● Written task
Wherever a line holds the word "columns", copy that line out.

● Material for this exercise
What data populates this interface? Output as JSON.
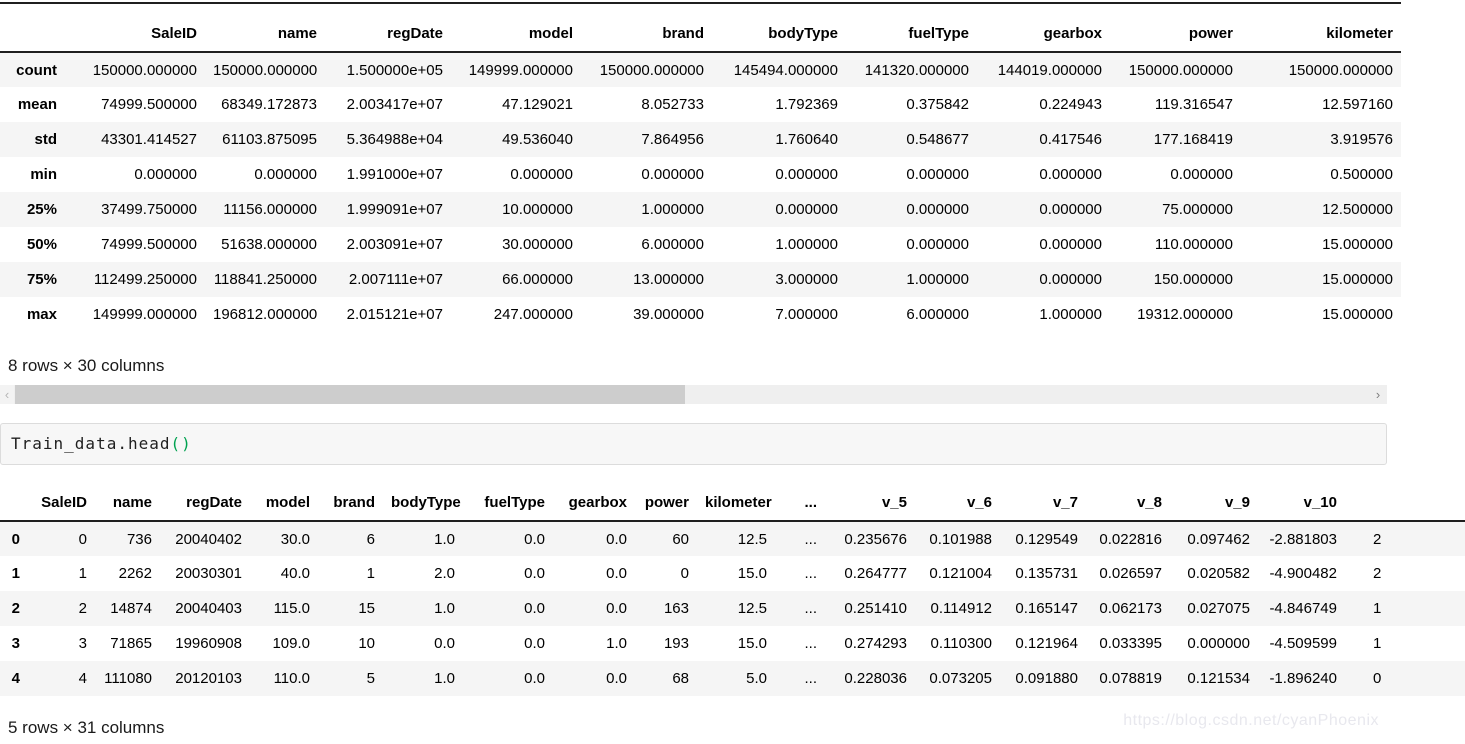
{
  "describe_table": {
    "columns": [
      "SaleID",
      "name",
      "regDate",
      "model",
      "brand",
      "bodyType",
      "fuelType",
      "gearbox",
      "power",
      "kilometer"
    ],
    "rows": [
      {
        "label": "count",
        "values": [
          "150000.000000",
          "150000.000000",
          "1.500000e+05",
          "149999.000000",
          "150000.000000",
          "145494.000000",
          "141320.000000",
          "144019.000000",
          "150000.000000",
          "150000.000000"
        ]
      },
      {
        "label": "mean",
        "values": [
          "74999.500000",
          "68349.172873",
          "2.003417e+07",
          "47.129021",
          "8.052733",
          "1.792369",
          "0.375842",
          "0.224943",
          "119.316547",
          "12.597160"
        ]
      },
      {
        "label": "std",
        "values": [
          "43301.414527",
          "61103.875095",
          "5.364988e+04",
          "49.536040",
          "7.864956",
          "1.760640",
          "0.548677",
          "0.417546",
          "177.168419",
          "3.919576"
        ]
      },
      {
        "label": "min",
        "values": [
          "0.000000",
          "0.000000",
          "1.991000e+07",
          "0.000000",
          "0.000000",
          "0.000000",
          "0.000000",
          "0.000000",
          "0.000000",
          "0.500000"
        ]
      },
      {
        "label": "25%",
        "values": [
          "37499.750000",
          "11156.000000",
          "1.999091e+07",
          "10.000000",
          "1.000000",
          "0.000000",
          "0.000000",
          "0.000000",
          "75.000000",
          "12.500000"
        ]
      },
      {
        "label": "50%",
        "values": [
          "74999.500000",
          "51638.000000",
          "2.003091e+07",
          "30.000000",
          "6.000000",
          "1.000000",
          "0.000000",
          "0.000000",
          "110.000000",
          "15.000000"
        ]
      },
      {
        "label": "75%",
        "values": [
          "112499.250000",
          "118841.250000",
          "2.007111e+07",
          "66.000000",
          "13.000000",
          "3.000000",
          "1.000000",
          "0.000000",
          "150.000000",
          "15.000000"
        ]
      },
      {
        "label": "max",
        "values": [
          "149999.000000",
          "196812.000000",
          "2.015121e+07",
          "247.000000",
          "39.000000",
          "7.000000",
          "6.000000",
          "1.000000",
          "19312.000000",
          "15.000000"
        ]
      }
    ],
    "summary": "8 rows × 30 columns"
  },
  "scrollbar": {
    "left_arrow": "‹",
    "right_arrow": "›"
  },
  "code_cell": {
    "code": "Train_data.head",
    "parens": "()"
  },
  "head_table": {
    "columns": [
      "SaleID",
      "name",
      "regDate",
      "model",
      "brand",
      "bodyType",
      "fuelType",
      "gearbox",
      "power",
      "kilometer",
      "...",
      "v_5",
      "v_6",
      "v_7",
      "v_8",
      "v_9",
      "v_10",
      ""
    ],
    "rows": [
      {
        "label": "0",
        "values": [
          "0",
          "736",
          "20040402",
          "30.0",
          "6",
          "1.0",
          "0.0",
          "0.0",
          "60",
          "12.5",
          "...",
          "0.235676",
          "0.101988",
          "0.129549",
          "0.022816",
          "0.097462",
          "-2.881803",
          "2"
        ]
      },
      {
        "label": "1",
        "values": [
          "1",
          "2262",
          "20030301",
          "40.0",
          "1",
          "2.0",
          "0.0",
          "0.0",
          "0",
          "15.0",
          "...",
          "0.264777",
          "0.121004",
          "0.135731",
          "0.026597",
          "0.020582",
          "-4.900482",
          "2"
        ]
      },
      {
        "label": "2",
        "values": [
          "2",
          "14874",
          "20040403",
          "115.0",
          "15",
          "1.0",
          "0.0",
          "0.0",
          "163",
          "12.5",
          "...",
          "0.251410",
          "0.114912",
          "0.165147",
          "0.062173",
          "0.027075",
          "-4.846749",
          "1"
        ]
      },
      {
        "label": "3",
        "values": [
          "3",
          "71865",
          "19960908",
          "109.0",
          "10",
          "0.0",
          "0.0",
          "1.0",
          "193",
          "15.0",
          "...",
          "0.274293",
          "0.110300",
          "0.121964",
          "0.033395",
          "0.000000",
          "-4.509599",
          "1"
        ]
      },
      {
        "label": "4",
        "values": [
          "4",
          "111080",
          "20120103",
          "110.0",
          "5",
          "1.0",
          "0.0",
          "0.0",
          "68",
          "5.0",
          "...",
          "0.228036",
          "0.073205",
          "0.091880",
          "0.078819",
          "0.121534",
          "-1.896240",
          "0"
        ]
      }
    ],
    "summary": "5 rows × 31 columns"
  },
  "watermark": "https://blog.csdn.net/cyanPhoenix",
  "colors": {
    "header_border": "#1f1f1f",
    "row_stripe": "#f5f5f5",
    "scrollbar_track": "#efefef",
    "scrollbar_thumb": "#cdcdcd",
    "code_cell_bg": "#f7f7f7",
    "code_cell_border": "#dcdcdc",
    "code_paren_green": "#00a250",
    "watermark_gray": "#e8e8ee"
  }
}
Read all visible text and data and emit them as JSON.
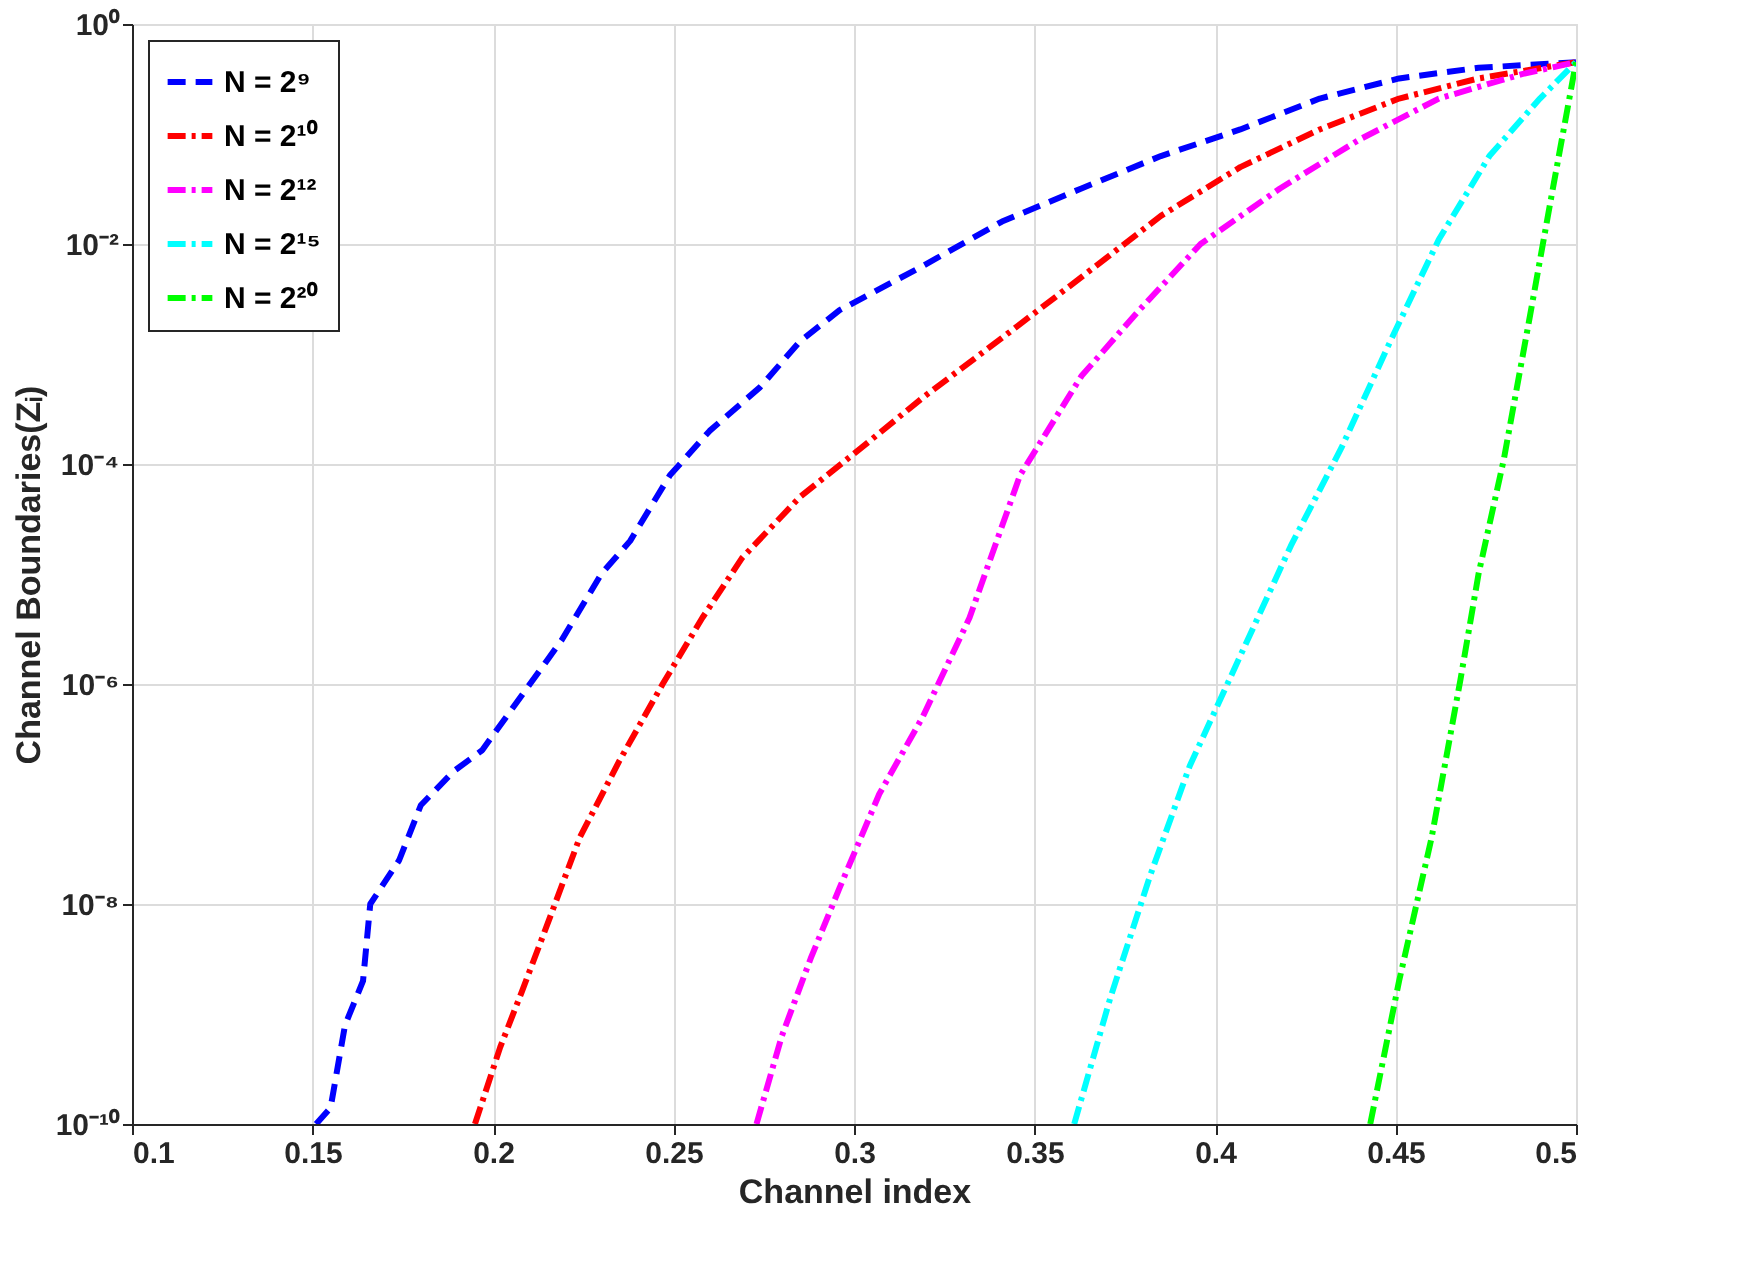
{
  "chart_data": {
    "type": "line",
    "xlabel": "Channel index",
    "ylabel": "Channel Boundaries(Zᵢ)",
    "xlim": [
      0.1,
      0.5
    ],
    "xticks": [
      0.1,
      0.15,
      0.2,
      0.25,
      0.3,
      0.35,
      0.4,
      0.45,
      0.5
    ],
    "ylim": [
      1e-10,
      1
    ],
    "yticks": [
      {
        "value": 1e-10,
        "label": "10⁻¹⁰"
      },
      {
        "value": 1e-08,
        "label": "10⁻⁸"
      },
      {
        "value": 1e-06,
        "label": "10⁻⁶"
      },
      {
        "value": 0.0001,
        "label": "10⁻⁴"
      },
      {
        "value": 0.01,
        "label": "10⁻²"
      },
      {
        "value": 1,
        "label": "10⁰"
      }
    ],
    "log": "y",
    "grid": true,
    "legend": "top left",
    "marker": "none",
    "series": [
      {
        "name": "N = 2⁹",
        "color": "#0000ff",
        "line_style": "dashed",
        "x": [
          0.151,
          0.155,
          0.159,
          0.164,
          0.166,
          0.174,
          0.18,
          0.189,
          0.197,
          0.208,
          0.219,
          0.23,
          0.238,
          0.249,
          0.26,
          0.274,
          0.285,
          0.296,
          0.319,
          0.341,
          0.363,
          0.385,
          0.407,
          0.429,
          0.451,
          0.473,
          0.5
        ],
        "values": [
          1e-10,
          1.4e-10,
          7.9e-10,
          2e-09,
          1e-08,
          2.5e-08,
          7.9e-08,
          1.6e-07,
          2.5e-07,
          7.9e-07,
          2.5e-06,
          1e-05,
          2e-05,
          7.9e-05,
          0.0002,
          0.0005,
          0.0013,
          0.0025,
          0.0063,
          0.016,
          0.032,
          0.063,
          0.11,
          0.21,
          0.32,
          0.4,
          0.45
        ]
      },
      {
        "name": "N = 2¹⁰",
        "color": "#ff0000",
        "line_style": "dashdot",
        "x": [
          0.195,
          0.202,
          0.208,
          0.216,
          0.224,
          0.235,
          0.247,
          0.258,
          0.269,
          0.285,
          0.302,
          0.319,
          0.341,
          0.363,
          0.385,
          0.407,
          0.429,
          0.451,
          0.473,
          0.5
        ],
        "values": [
          1e-10,
          5e-10,
          1.6e-09,
          7.9e-09,
          4e-08,
          2e-07,
          1e-06,
          4e-06,
          1.4e-05,
          5e-05,
          0.00014,
          0.0004,
          0.0014,
          0.005,
          0.018,
          0.05,
          0.11,
          0.21,
          0.32,
          0.45
        ]
      },
      {
        "name": "N = 2¹²",
        "color": "#ff00ff",
        "line_style": "dashdot",
        "x": [
          0.273,
          0.28,
          0.288,
          0.296,
          0.307,
          0.319,
          0.332,
          0.346,
          0.363,
          0.379,
          0.396,
          0.418,
          0.44,
          0.462,
          0.485,
          0.5
        ],
        "values": [
          1e-10,
          6.3e-10,
          3.2e-09,
          1.4e-08,
          1e-07,
          5e-07,
          4e-06,
          7.9e-05,
          0.00063,
          0.0025,
          0.01,
          0.032,
          0.089,
          0.21,
          0.35,
          0.45
        ]
      },
      {
        "name": "N = 2¹⁵",
        "color": "#00ffff",
        "line_style": "dashdot",
        "x": [
          0.361,
          0.371,
          0.382,
          0.393,
          0.407,
          0.421,
          0.435,
          0.449,
          0.462,
          0.476,
          0.49,
          0.5
        ],
        "values": [
          1e-10,
          1.4e-09,
          1.8e-08,
          1.8e-07,
          1.8e-06,
          1.8e-05,
          0.00014,
          0.0014,
          0.011,
          0.063,
          0.21,
          0.45
        ]
      },
      {
        "name": "N = 2²⁰",
        "color": "#00ff00",
        "line_style": "dashdot",
        "x": [
          0.443,
          0.451,
          0.46,
          0.468,
          0.473,
          0.48,
          0.487,
          0.493,
          0.5
        ],
        "values": [
          1e-10,
          2e-09,
          4e-08,
          1.1e-06,
          1e-05,
          0.00011,
          0.002,
          0.025,
          0.45
        ]
      }
    ]
  }
}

● Worked answer
    "columns": [
    "summary": "8 rows × 30 columns"
    "columns": [
    "summary": "5 rows × 31 columns"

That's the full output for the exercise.